## START

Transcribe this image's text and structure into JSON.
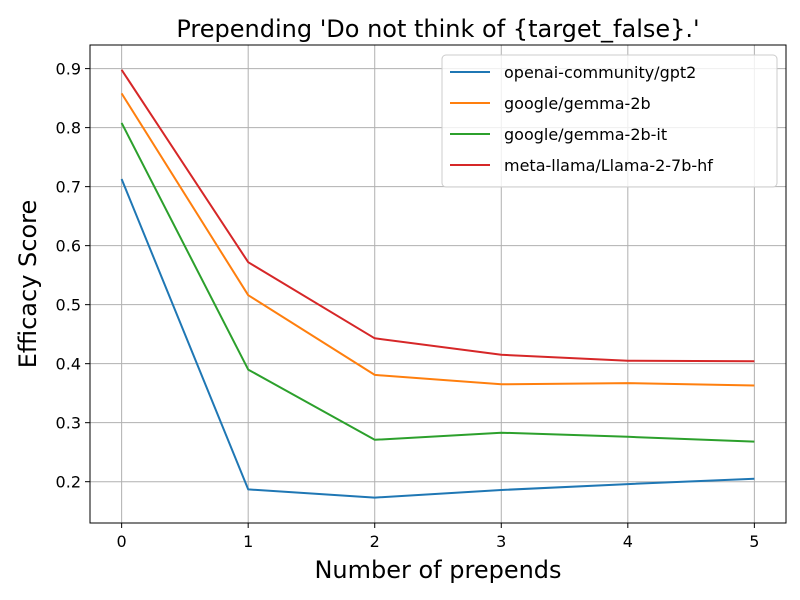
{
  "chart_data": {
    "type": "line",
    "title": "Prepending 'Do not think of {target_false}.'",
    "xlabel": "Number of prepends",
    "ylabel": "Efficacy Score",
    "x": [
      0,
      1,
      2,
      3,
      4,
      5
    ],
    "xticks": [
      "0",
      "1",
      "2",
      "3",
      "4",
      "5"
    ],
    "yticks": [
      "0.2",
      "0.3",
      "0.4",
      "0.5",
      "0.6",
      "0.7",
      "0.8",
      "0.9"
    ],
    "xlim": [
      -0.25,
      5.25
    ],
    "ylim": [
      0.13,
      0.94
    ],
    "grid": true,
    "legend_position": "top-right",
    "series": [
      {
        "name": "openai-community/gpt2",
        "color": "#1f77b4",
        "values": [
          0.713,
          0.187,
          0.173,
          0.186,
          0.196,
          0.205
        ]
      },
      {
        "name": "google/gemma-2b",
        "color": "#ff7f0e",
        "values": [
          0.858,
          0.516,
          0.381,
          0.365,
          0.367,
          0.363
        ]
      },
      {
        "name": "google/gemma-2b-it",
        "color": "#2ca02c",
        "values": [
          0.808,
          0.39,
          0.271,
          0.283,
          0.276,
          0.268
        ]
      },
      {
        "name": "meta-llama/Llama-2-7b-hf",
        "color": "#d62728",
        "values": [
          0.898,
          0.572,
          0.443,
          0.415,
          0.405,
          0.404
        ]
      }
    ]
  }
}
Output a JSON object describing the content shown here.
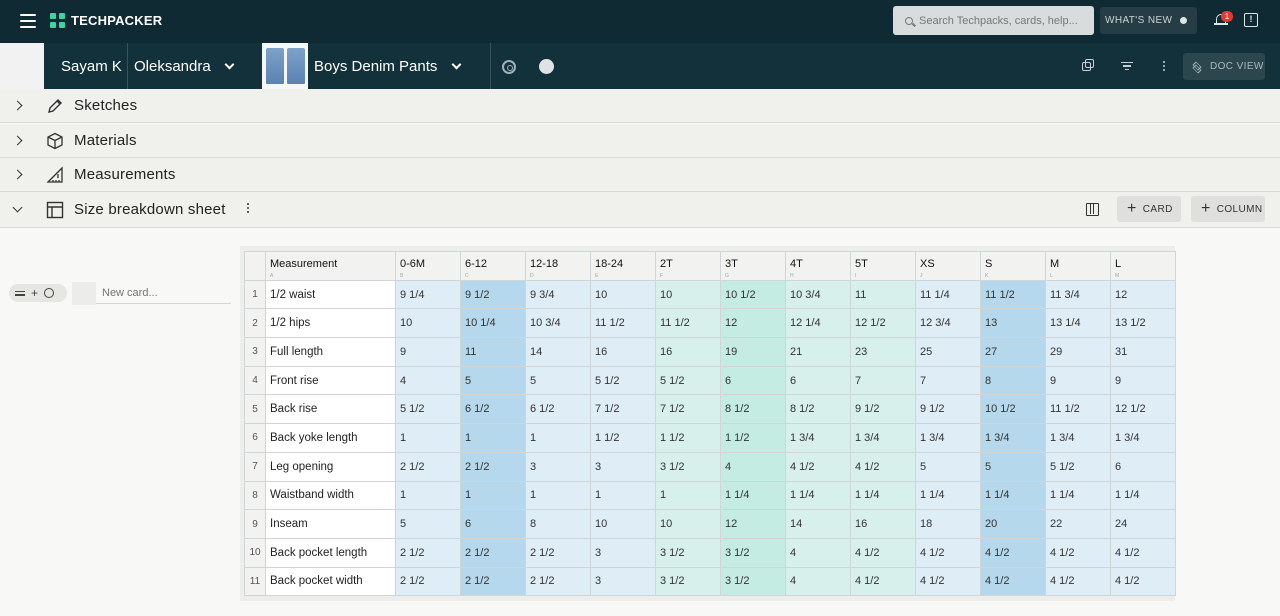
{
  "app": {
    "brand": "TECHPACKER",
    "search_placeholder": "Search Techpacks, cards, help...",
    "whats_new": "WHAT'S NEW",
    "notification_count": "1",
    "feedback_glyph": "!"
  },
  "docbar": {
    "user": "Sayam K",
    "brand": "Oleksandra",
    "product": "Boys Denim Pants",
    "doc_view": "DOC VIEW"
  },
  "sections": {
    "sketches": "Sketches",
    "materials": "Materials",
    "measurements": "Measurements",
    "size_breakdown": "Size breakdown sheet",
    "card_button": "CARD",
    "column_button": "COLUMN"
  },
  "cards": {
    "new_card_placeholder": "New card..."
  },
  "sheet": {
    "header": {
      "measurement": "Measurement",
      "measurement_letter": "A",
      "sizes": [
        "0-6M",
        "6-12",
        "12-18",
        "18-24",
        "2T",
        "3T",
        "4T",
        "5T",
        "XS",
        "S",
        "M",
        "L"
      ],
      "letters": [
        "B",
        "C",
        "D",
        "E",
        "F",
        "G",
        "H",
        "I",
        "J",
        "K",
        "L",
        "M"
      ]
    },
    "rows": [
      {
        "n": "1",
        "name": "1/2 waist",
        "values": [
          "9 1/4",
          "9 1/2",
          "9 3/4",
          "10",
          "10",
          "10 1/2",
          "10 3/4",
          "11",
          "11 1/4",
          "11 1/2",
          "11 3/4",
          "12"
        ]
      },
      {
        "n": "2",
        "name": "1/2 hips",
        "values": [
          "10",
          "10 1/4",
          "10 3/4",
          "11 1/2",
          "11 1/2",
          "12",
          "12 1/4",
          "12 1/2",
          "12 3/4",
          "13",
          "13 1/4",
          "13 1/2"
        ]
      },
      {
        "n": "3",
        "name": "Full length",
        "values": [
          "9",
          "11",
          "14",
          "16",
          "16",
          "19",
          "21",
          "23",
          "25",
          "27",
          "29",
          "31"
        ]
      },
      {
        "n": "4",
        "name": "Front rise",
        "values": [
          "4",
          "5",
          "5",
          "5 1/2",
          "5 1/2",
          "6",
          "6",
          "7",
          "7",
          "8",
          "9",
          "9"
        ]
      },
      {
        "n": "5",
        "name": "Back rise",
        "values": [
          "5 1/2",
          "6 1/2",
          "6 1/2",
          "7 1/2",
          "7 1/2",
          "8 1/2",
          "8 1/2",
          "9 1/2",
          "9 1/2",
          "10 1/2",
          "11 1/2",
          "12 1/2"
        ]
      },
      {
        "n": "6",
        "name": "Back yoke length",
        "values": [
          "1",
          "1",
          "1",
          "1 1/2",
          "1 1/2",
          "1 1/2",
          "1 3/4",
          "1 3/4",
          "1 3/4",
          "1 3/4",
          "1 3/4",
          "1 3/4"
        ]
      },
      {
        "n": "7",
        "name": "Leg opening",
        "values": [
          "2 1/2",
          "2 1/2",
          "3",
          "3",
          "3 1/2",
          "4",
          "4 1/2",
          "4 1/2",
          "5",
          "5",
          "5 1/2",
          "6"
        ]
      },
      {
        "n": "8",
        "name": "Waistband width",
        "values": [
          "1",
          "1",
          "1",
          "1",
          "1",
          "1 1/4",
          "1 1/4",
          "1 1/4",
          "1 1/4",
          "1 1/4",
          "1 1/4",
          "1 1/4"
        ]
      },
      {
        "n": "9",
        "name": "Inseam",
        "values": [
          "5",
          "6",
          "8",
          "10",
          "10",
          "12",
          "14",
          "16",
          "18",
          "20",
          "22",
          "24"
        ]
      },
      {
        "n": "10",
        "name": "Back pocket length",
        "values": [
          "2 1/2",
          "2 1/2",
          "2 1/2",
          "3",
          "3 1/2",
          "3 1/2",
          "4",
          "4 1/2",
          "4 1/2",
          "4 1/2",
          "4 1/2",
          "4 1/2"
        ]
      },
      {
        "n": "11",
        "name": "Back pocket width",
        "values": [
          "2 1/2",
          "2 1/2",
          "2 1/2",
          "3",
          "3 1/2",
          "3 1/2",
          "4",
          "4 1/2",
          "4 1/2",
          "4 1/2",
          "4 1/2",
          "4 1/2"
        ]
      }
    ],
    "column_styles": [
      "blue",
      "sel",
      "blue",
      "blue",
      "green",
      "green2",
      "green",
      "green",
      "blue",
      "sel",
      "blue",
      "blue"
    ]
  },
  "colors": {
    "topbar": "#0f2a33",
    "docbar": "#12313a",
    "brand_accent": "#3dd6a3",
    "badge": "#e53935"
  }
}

## END

▶ WORK TO DO:
Some lines of the records may hold the word "JSON". How many do? Answer with a number and nothing else.

▶ CORRECT OUTPUT:
2